Short problem: Copy out all lines that carry the word "color".

Dataset listings of figures
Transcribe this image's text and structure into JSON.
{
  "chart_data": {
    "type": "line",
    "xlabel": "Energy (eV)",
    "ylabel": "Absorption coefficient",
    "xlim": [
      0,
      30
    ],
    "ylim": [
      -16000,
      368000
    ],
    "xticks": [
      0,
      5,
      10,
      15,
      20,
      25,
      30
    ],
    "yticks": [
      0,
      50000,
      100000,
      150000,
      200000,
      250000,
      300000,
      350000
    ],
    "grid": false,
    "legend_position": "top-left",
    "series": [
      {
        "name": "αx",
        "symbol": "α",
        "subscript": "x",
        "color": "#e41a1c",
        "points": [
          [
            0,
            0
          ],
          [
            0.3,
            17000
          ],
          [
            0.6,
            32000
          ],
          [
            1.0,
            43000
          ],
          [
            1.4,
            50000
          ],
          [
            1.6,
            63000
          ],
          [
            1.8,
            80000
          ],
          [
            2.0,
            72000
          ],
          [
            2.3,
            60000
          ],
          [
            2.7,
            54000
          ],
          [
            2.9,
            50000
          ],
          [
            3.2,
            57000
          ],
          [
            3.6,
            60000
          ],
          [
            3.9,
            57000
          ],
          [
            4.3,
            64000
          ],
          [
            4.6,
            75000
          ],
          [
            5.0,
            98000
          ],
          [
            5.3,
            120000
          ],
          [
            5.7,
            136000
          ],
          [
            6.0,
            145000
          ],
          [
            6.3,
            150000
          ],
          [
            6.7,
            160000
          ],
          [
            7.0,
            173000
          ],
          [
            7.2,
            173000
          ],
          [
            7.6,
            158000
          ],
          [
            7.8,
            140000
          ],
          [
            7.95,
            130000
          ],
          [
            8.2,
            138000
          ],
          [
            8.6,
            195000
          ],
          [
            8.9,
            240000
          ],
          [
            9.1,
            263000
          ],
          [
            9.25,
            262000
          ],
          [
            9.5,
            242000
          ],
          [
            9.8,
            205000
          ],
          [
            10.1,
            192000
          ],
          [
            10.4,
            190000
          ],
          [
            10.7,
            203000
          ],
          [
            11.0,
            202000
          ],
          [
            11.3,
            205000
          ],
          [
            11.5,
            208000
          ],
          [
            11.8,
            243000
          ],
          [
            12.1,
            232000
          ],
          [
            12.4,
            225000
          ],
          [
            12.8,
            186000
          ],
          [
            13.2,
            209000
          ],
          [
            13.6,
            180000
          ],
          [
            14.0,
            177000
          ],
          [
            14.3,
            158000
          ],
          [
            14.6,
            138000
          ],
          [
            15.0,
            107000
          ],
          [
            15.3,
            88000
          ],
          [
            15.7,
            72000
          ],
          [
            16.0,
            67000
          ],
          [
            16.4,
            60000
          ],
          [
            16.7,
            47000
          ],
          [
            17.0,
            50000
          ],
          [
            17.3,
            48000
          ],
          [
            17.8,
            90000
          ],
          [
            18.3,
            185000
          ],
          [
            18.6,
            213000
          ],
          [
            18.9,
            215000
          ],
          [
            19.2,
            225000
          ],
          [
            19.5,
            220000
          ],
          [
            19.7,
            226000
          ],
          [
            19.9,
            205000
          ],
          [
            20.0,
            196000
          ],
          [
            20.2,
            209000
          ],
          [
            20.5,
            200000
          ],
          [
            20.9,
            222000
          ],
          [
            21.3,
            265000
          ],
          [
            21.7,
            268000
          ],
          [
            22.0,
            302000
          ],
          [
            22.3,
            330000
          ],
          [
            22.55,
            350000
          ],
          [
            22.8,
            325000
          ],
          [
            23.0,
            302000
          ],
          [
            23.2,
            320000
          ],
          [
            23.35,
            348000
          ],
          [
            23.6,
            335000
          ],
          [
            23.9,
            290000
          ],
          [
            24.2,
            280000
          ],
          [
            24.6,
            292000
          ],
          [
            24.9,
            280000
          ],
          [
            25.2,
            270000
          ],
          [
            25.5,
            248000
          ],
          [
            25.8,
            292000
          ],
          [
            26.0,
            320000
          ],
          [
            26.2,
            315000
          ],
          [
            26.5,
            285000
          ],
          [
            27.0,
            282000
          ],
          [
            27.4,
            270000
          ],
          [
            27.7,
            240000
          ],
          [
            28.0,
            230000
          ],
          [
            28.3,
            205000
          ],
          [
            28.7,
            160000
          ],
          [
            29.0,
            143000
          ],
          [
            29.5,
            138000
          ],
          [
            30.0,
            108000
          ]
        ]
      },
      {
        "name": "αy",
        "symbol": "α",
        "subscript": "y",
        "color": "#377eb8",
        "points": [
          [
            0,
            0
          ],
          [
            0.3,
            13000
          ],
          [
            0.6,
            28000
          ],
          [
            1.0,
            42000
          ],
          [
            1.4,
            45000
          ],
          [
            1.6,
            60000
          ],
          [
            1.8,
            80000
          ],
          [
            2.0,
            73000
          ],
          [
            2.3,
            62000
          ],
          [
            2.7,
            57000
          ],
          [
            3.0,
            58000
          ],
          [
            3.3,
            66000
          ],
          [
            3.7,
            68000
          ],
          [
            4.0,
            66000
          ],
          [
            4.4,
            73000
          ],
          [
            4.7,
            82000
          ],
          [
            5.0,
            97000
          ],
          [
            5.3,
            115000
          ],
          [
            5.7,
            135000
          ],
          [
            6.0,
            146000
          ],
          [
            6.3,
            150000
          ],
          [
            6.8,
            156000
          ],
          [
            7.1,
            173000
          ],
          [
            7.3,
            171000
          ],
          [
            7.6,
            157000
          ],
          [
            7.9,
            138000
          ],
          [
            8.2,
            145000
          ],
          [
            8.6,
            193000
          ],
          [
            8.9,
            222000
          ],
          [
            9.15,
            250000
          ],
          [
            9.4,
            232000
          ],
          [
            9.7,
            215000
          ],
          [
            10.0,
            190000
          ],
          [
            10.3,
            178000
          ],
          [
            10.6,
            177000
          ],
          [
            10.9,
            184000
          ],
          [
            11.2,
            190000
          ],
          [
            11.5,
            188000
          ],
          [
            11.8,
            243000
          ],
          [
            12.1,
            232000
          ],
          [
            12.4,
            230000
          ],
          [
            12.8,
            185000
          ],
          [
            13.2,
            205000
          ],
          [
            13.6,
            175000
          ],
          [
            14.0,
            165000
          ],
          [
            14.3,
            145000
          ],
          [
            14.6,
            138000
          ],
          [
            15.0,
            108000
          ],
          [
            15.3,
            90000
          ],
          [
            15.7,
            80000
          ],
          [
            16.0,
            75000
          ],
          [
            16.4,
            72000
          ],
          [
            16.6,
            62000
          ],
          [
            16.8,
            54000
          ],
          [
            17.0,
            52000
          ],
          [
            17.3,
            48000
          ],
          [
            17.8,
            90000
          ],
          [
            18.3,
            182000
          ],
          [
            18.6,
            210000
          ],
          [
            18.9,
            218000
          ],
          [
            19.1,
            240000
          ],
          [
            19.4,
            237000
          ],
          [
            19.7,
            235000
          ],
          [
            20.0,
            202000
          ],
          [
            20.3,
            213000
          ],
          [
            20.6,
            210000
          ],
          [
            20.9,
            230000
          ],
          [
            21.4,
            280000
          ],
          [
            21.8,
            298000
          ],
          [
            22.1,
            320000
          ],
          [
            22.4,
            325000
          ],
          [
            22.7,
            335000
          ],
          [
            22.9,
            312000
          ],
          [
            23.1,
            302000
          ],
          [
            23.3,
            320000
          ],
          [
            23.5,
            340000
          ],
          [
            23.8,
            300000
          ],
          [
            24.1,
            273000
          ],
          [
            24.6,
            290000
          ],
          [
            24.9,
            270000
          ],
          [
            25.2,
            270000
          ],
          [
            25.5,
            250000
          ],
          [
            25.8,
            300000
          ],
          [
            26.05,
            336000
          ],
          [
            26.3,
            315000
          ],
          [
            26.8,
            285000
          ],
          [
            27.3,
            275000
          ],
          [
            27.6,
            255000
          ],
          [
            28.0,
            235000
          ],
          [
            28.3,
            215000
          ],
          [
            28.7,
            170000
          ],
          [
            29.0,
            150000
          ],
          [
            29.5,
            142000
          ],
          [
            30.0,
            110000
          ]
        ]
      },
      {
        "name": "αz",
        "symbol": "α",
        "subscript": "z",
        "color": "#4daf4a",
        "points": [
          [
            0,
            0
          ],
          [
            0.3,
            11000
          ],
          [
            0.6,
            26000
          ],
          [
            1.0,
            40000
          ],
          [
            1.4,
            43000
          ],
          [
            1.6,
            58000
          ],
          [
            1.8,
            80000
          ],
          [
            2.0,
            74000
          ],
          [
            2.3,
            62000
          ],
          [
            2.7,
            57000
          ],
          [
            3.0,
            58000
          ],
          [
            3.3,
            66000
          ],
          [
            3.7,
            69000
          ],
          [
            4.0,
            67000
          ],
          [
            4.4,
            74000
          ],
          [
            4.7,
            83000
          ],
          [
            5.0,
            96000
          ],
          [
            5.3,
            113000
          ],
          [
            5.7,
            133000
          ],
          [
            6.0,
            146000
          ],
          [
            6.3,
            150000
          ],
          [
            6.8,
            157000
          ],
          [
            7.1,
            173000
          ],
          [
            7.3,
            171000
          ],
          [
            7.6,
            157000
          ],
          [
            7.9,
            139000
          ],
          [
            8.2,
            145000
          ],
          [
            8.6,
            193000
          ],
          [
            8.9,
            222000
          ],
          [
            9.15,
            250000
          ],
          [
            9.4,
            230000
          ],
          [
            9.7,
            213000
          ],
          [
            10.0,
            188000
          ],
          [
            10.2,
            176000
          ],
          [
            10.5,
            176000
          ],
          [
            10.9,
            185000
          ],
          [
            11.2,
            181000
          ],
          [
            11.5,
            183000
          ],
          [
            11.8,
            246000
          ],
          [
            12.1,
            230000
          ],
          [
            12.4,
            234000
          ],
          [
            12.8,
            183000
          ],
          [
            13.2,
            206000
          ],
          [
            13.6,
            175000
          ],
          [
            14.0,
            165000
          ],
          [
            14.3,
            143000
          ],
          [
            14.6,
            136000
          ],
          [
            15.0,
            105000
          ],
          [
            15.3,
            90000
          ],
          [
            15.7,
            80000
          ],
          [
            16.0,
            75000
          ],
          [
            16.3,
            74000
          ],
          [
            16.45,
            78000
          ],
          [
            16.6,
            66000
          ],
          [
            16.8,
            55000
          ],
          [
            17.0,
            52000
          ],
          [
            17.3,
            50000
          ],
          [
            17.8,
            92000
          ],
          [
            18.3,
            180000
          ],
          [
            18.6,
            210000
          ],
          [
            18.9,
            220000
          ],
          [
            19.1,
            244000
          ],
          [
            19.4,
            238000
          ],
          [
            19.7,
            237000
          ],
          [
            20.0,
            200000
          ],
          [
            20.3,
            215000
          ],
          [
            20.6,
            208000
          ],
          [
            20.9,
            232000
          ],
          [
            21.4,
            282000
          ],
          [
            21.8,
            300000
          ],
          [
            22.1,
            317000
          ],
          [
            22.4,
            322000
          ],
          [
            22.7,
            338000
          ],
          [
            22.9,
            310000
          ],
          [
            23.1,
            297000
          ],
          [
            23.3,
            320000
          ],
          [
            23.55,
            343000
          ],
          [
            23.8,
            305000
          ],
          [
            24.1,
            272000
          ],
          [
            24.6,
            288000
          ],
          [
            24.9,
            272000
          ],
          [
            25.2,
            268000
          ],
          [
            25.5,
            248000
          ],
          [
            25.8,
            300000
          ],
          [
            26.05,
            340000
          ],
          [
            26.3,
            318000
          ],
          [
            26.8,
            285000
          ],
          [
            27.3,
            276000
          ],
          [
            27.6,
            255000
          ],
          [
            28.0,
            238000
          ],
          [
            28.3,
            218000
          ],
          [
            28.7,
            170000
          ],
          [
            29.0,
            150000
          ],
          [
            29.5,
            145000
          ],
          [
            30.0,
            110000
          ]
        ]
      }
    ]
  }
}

Final answer:
        "color": "#e41a1c",
        "color": "#377eb8",
        "color": "#4daf4a",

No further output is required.